Edit the stretch from the start of the data through the line containing "point-label: moderate command" so that "island holland" becomes "island harbor", and return those lines with everything else unchanged.
....
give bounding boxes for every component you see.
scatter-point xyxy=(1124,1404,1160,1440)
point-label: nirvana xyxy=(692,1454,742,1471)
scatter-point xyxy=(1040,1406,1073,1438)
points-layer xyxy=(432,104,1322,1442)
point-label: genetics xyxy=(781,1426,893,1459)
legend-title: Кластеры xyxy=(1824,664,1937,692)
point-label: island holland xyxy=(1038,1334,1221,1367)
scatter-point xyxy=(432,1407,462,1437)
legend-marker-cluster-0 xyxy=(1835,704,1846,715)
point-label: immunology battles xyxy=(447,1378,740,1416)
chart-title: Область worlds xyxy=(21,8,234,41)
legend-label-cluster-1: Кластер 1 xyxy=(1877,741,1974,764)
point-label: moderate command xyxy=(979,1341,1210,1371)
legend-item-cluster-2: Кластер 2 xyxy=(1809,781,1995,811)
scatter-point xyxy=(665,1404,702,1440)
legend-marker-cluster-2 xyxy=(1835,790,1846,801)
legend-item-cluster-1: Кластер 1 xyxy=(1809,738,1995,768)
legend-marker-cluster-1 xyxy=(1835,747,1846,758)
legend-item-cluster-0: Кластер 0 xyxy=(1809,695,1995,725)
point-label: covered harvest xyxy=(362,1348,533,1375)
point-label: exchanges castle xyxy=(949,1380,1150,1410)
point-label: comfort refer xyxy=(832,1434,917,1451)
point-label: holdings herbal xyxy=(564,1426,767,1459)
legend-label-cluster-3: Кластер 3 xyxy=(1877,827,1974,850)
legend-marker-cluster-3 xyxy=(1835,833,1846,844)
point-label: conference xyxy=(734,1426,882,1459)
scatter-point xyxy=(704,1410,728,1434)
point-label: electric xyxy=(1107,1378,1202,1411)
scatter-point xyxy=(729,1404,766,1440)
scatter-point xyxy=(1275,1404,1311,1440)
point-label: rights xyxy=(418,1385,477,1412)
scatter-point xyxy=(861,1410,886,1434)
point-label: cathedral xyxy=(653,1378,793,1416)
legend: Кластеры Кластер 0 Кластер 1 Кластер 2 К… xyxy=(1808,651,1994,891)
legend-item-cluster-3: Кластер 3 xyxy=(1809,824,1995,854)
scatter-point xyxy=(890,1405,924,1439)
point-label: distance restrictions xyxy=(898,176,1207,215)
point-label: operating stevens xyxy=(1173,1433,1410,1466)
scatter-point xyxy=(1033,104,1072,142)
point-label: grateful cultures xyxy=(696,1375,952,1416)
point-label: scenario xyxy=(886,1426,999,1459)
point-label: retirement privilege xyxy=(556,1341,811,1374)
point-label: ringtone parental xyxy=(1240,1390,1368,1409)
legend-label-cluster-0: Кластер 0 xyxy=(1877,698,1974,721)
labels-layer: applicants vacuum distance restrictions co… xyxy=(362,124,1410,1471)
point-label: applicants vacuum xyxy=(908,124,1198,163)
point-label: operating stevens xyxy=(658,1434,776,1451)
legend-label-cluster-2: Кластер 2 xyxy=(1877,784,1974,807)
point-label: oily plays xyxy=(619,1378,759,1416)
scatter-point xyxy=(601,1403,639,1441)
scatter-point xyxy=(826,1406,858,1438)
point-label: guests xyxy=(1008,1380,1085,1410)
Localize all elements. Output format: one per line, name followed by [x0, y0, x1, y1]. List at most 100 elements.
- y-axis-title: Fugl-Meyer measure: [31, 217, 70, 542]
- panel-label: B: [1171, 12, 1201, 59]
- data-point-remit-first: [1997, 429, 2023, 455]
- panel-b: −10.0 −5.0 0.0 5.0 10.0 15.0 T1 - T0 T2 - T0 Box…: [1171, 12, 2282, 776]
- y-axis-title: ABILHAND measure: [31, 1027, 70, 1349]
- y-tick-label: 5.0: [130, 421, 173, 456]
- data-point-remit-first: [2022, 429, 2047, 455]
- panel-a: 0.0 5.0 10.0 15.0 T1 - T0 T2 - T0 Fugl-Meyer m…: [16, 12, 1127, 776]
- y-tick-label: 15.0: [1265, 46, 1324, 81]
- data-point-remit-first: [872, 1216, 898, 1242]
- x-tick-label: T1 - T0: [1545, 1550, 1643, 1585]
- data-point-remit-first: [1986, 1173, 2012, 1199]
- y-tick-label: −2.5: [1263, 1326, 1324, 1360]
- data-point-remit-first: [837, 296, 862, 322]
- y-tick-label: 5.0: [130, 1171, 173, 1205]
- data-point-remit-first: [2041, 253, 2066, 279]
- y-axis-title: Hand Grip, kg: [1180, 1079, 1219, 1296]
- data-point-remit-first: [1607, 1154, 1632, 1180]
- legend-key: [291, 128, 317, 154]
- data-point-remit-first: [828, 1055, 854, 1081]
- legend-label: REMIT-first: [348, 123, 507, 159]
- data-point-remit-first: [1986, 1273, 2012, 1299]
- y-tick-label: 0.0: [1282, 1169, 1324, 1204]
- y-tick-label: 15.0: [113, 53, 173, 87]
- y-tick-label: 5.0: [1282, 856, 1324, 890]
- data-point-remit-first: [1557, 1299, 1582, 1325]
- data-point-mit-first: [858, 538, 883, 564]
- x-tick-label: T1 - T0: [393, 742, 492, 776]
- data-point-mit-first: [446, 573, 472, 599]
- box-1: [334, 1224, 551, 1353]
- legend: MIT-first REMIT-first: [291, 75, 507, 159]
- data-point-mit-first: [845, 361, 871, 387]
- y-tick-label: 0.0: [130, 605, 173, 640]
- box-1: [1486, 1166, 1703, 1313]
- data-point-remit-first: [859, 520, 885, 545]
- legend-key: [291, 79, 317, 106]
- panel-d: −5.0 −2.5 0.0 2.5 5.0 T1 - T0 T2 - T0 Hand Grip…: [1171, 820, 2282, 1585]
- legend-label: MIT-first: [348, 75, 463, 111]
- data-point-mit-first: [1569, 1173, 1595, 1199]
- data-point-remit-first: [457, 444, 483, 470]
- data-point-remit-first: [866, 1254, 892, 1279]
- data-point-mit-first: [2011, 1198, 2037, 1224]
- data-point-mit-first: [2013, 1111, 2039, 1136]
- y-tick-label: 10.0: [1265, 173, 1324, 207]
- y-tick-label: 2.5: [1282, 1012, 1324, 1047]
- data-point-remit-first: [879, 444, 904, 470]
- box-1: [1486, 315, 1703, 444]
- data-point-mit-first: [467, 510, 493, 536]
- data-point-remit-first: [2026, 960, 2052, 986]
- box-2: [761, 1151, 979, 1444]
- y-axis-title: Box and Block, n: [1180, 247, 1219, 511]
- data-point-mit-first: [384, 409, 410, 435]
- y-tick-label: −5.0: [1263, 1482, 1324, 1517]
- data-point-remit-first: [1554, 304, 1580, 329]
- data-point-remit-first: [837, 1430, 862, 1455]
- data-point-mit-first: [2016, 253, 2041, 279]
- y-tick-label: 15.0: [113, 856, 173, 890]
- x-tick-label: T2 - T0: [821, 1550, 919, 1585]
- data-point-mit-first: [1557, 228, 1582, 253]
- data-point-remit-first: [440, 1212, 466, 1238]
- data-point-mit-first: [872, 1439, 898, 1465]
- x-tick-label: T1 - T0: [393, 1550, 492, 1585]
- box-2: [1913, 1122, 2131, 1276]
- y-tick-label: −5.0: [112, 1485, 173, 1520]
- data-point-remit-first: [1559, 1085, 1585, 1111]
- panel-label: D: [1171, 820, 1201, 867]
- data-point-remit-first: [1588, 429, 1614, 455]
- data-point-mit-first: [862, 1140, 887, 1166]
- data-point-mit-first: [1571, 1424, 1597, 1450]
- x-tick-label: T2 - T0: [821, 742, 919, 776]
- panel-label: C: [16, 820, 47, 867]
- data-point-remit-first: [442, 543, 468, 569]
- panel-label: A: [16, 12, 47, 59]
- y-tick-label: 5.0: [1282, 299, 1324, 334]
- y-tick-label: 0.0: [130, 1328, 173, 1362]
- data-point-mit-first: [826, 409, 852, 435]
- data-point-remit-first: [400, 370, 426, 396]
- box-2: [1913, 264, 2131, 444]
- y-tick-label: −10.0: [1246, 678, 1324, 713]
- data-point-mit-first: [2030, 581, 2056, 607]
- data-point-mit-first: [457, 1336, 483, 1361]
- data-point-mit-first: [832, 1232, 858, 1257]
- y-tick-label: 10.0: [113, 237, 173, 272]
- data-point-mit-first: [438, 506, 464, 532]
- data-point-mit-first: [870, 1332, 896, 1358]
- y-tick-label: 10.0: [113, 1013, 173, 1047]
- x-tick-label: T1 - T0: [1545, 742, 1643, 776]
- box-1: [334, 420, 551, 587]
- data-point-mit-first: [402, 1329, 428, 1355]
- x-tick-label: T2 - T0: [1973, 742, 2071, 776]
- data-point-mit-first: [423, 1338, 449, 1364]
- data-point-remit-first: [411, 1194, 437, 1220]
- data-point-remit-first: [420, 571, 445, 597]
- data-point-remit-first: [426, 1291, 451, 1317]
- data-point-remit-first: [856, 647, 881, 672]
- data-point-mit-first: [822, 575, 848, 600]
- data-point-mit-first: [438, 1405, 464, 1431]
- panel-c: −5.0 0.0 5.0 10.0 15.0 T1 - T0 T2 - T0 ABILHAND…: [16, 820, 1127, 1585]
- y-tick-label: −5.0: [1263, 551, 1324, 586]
....
Exercise solution:
give bounding boxes for every component you see.
scatter-point xyxy=(1124,1404,1160,1440)
point-label: nirvana xyxy=(692,1454,742,1471)
scatter-point xyxy=(1040,1406,1073,1438)
points-layer xyxy=(432,104,1322,1442)
point-label: genetics xyxy=(781,1426,893,1459)
legend-title: Кластеры xyxy=(1824,664,1937,692)
point-label: island harbor xyxy=(1038,1334,1221,1367)
scatter-point xyxy=(432,1407,462,1437)
legend-marker-cluster-0 xyxy=(1835,704,1846,715)
point-label: immunology battles xyxy=(447,1378,740,1416)
chart-title: Область worlds xyxy=(21,8,234,41)
legend-label-cluster-1: Кластер 1 xyxy=(1877,741,1974,764)
point-label: moderate command xyxy=(979,1341,1210,1371)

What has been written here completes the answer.